WRITTEN REQUEST> Give every line below again, exactly.

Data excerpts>
(begin)

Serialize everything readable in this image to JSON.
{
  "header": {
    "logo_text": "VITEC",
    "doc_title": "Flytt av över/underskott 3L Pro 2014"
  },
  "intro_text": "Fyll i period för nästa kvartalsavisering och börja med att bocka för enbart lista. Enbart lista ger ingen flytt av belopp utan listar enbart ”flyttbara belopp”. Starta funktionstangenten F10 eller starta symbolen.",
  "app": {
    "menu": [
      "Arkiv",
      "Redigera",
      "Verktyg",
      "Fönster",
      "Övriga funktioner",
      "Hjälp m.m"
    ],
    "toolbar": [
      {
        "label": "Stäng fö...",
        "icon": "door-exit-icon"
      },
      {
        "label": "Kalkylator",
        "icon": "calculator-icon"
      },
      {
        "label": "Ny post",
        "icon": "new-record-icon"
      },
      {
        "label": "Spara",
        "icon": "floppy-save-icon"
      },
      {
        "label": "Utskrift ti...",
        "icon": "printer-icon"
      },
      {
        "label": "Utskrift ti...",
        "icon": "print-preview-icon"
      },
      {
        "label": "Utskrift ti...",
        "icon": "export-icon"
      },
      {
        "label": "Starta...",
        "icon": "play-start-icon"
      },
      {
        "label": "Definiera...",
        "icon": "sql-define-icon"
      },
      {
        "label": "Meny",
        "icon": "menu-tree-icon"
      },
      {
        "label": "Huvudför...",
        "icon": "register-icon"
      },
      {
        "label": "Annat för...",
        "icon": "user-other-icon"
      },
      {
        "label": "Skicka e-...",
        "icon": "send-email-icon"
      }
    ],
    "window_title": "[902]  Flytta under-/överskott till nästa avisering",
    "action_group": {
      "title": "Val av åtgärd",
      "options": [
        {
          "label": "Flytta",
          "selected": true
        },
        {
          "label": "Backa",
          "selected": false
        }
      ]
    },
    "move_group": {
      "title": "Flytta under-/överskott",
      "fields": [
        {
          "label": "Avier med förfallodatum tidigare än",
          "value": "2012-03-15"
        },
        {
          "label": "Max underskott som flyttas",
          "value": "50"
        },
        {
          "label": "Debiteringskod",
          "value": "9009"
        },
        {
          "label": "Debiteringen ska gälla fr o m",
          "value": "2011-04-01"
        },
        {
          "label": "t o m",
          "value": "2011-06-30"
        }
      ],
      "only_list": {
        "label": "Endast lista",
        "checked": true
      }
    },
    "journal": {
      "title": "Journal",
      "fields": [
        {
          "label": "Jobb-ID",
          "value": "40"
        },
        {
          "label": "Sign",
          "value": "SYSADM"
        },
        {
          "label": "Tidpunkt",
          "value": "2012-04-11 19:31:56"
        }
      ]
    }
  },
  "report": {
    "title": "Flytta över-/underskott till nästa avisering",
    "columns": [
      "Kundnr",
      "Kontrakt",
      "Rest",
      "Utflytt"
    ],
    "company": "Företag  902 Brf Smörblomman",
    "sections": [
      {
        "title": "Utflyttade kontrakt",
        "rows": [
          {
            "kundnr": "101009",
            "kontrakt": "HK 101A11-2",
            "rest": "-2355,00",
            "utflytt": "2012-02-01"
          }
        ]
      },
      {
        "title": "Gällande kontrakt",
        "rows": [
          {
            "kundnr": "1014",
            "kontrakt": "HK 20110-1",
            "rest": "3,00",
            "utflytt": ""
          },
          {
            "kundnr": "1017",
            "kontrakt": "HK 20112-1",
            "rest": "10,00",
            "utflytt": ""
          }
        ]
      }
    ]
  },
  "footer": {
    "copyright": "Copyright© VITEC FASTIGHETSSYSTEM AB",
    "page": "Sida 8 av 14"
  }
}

(end)

OUTPUT>
Serialize everything readable in this image to JSON.
{
  "header": {
    "logo_text": "VITEC",
    "doc_title": "Flytt av över/underskott 3L Pro 2014"
  },
  "intro_text": "Fyll i period för nästa kvartalsavisering och börja med att bocka för enbart lista. Enbart lista ger ingen flytt av belopp utan listar enbart ”flyttbara belopp”. Starta funktionstangenten F10 eller starta symbolen.",
  "app": {
    "menu": [
      "Arkiv",
      "Redigera",
      "Verktyg",
      "Fönster",
      "Övriga funktioner",
      "Hjälp m.m"
    ],
    "toolbar": [
      {
        "label": "Stäng fö...",
        "icon": "door-exit-icon"
      },
      {
        "label": "Kalkylator",
        "icon": "calculator-icon"
      },
      {
        "label": "Ny post",
        "icon": "new-record-icon"
      },
      {
        "label": "Spara",
        "icon": "floppy-save-icon"
      },
      {
        "label": "Utskrift ti...",
        "icon": "printer-icon"
      },
      {
        "label": "Utskrift ti...",
        "icon": "print-preview-icon"
      },
      {
        "label": "Utskrift ti...",
        "icon": "export-icon"
      },
      {
        "label": "Starta...",
        "icon": "play-start-icon"
      },
      {
        "label": "Definiera...",
        "icon": "sql-define-icon"
      },
      {
        "label": "Meny",
        "icon": "menu-tree-icon"
      },
      {
        "label": "Huvudför...",
        "icon": "register-icon"
      },
      {
        "label": "Annat för...",
        "icon": "user-other-icon"
      },
      {
        "label": "Skicka e-...",
        "icon": "send-email-icon"
      }
    ],
    "window_title": "[902]  Flytta under-/överskott till nästa avisering",
    "action_group": {
      "title": "Val av åtgärd",
      "options": [
        {
          "label": "Flytta",
          "selected": true
        },
        {
          "label": "Backa",
          "selected": false
        }
      ]
    },
    "move_group": {
      "title": "Flytta under-/överskott",
      "fields": [
        {
          "label": "Avier med förfallodatum tidigare än",
          "value": "2012-03-15"
        },
        {
          "label": "Max underskott som flyttas",
          "value": "50"
        },
        {
          "label": "Debiteringskod",
          "value": "9009"
        },
        {
          "label": "Debiteringen ska gälla fr o m",
          "value": "2011-04-01"
        },
        {
          "label": "t o m",
          "value": "2011-06-30"
        }
      ],
      "only_list": {
        "label": "Endast lista",
        "checked": true
      }
    },
    "journal": {
      "title": "Journal",
      "fields": [
        {
          "label": "Jobb-ID",
          "value": "40"
        },
        {
          "label": "Sign",
          "value": "SYSADM"
        },
        {
          "label": "Tidpunkt",
          "value": "2012-04-11 19:31:56"
        }
      ]
    }
  },
  "report": {
    "title": "Flytta över-/underskott till nästa avisering",
    "columns": [
      "Kundnr",
      "Kontrakt",
      "Rest",
      "Utflytt"
    ],
    "company": "Företag  902 Brf Smörblomman",
    "sections": [
      {
        "title": "Utflyttade kontrakt",
        "rows": [
          {
            "kundnr": "101009",
            "kontrakt": "HK 101A11-2",
            "rest": "-2355,00",
            "utflytt": "2012-02-01"
          }
        ]
      },
      {
        "title": "Gällande kontrakt",
        "rows": [
          {
            "kundnr": "1014",
            "kontrakt": "HK 20110-1",
            "rest": "3,00",
            "utflytt": ""
          },
          {
            "kundnr": "1017",
            "kontrakt": "HK 20112-1",
            "rest": "10,00",
            "utflytt": ""
          }
        ]
      }
    ]
  },
  "footer": {
    "copyright": "Copyright© VITEC FASTIGHETSSYSTEM AB",
    "page": "Sida 8 av 14"
  }
}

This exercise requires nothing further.